» **Source data**
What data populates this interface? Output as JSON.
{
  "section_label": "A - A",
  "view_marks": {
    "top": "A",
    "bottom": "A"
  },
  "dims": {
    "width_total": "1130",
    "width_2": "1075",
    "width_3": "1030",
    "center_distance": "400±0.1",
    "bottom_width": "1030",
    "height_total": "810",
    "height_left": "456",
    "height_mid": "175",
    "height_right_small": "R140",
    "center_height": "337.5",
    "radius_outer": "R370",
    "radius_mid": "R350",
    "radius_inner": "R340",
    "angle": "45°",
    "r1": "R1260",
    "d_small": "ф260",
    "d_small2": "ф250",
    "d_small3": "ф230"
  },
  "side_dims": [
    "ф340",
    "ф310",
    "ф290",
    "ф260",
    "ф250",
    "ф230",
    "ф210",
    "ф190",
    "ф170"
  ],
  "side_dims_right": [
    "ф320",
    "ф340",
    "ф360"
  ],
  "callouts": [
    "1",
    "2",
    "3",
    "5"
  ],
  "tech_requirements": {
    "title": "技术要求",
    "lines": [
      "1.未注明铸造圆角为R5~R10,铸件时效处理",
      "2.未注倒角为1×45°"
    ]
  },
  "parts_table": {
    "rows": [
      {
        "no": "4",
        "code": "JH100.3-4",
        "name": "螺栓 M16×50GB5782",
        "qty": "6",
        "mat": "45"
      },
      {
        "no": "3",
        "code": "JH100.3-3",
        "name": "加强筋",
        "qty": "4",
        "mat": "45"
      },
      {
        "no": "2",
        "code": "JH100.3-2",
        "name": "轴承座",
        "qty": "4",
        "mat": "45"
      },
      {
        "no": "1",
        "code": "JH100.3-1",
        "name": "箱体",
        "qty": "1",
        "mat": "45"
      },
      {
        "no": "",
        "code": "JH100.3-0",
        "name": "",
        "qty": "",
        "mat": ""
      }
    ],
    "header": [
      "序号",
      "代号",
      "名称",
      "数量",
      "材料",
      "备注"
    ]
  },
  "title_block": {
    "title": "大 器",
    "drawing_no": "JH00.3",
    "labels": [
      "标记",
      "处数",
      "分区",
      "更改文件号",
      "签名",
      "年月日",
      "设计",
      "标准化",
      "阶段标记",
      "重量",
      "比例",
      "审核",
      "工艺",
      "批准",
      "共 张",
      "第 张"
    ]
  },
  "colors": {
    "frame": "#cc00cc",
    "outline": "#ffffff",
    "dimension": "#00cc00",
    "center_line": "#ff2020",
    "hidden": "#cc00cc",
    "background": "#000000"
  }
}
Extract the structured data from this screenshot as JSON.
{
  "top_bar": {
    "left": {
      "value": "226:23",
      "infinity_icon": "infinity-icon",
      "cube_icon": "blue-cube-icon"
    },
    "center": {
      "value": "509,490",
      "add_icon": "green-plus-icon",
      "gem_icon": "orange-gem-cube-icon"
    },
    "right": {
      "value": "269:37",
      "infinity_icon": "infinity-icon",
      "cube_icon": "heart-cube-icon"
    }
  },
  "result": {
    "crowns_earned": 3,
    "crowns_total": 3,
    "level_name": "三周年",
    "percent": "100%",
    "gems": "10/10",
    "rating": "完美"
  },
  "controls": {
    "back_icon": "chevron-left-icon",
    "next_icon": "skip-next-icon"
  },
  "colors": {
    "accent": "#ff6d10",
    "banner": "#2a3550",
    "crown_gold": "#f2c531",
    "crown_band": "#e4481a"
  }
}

» **Instruction**
Every line above needs to be retyped exactly.

» **Answer for this exercise**
What data populates this interface? Output as JSON.
{
  "section_label": "A - A",
  "view_marks": {
    "top": "A",
    "bottom": "A"
  },
  "dims": {
    "width_total": "1130",
    "width_2": "1075",
    "width_3": "1030",
    "center_distance": "400±0.1",
    "bottom_width": "1030",
    "height_total": "810",
    "height_left": "456",
    "height_mid": "175",
    "height_right_small": "R140",
    "center_height": "337.5",
    "radius_outer": "R370",
    "radius_mid": "R350",
    "radius_inner": "R340",
    "angle": "45°",
    "r1": "R1260",
    "d_small": "ф260",
    "d_small2": "ф250",
    "d_small3": "ф230"
  },
  "side_dims": [
    "ф340",
    "ф310",
    "ф290",
    "ф260",
    "ф250",
    "ф230",
    "ф210",
    "ф190",
    "ф170"
  ],
  "side_dims_right": [
    "ф320",
    "ф340",
    "ф360"
  ],
  "callouts": [
    "1",
    "2",
    "3",
    "5"
  ],
  "tech_requirements": {
    "title": "技术要求",
    "lines": [
      "1.未注明铸造圆角为R5~R10,铸件时效处理",
      "2.未注倒角为1×45°"
    ]
  },
  "parts_table": {
    "rows": [
      {
        "no": "4",
        "code": "JH100.3-4",
        "name": "螺栓 M16×50GB5782",
        "qty": "6",
        "mat": "45"
      },
      {
        "no": "3",
        "code": "JH100.3-3",
        "name": "加强筋",
        "qty": "4",
        "mat": "45"
      },
      {
        "no": "2",
        "code": "JH100.3-2",
        "name": "轴承座",
        "qty": "4",
        "mat": "45"
      },
      {
        "no": "1",
        "code": "JH100.3-1",
        "name": "箱体",
        "qty": "1",
        "mat": "45"
      },
      {
        "no": "",
        "code": "JH100.3-0",
        "name": "",
        "qty": "",
        "mat": ""
      }
    ],
    "header": [
      "序号",
      "代号",
      "名称",
      "数量",
      "材料",
      "备注"
    ]
  },
  "title_block": {
    "title": "大 器",
    "drawing_no": "JH00.3",
    "labels": [
      "标记",
      "处数",
      "分区",
      "更改文件号",
      "签名",
      "年月日",
      "设计",
      "标准化",
      "阶段标记",
      "重量",
      "比例",
      "审核",
      "工艺",
      "批准",
      "共 张",
      "第 张"
    ]
  },
  "colors": {
    "frame": "#cc00cc",
    "outline": "#ffffff",
    "dimension": "#00cc00",
    "center_line": "#ff2020",
    "hidden": "#cc00cc",
    "background": "#000000"
  }
}
Extract the structured data from this screenshot as JSON.
{
  "top_bar": {
    "left": {
      "value": "226:23",
      "infinity_icon": "infinity-icon",
      "cube_icon": "blue-cube-icon"
    },
    "center": {
      "value": "509,490",
      "add_icon": "green-plus-icon",
      "gem_icon": "orange-gem-cube-icon"
    },
    "right": {
      "value": "269:37",
      "infinity_icon": "infinity-icon",
      "cube_icon": "heart-cube-icon"
    }
  },
  "result": {
    "crowns_earned": 3,
    "crowns_total": 3,
    "level_name": "三周年",
    "percent": "100%",
    "gems": "10/10",
    "rating": "完美"
  },
  "controls": {
    "back_icon": "chevron-left-icon",
    "next_icon": "skip-next-icon"
  },
  "colors": {
    "accent": "#ff6d10",
    "banner": "#2a3550",
    "crown_gold": "#f2c531",
    "crown_band": "#e4481a"
  }
}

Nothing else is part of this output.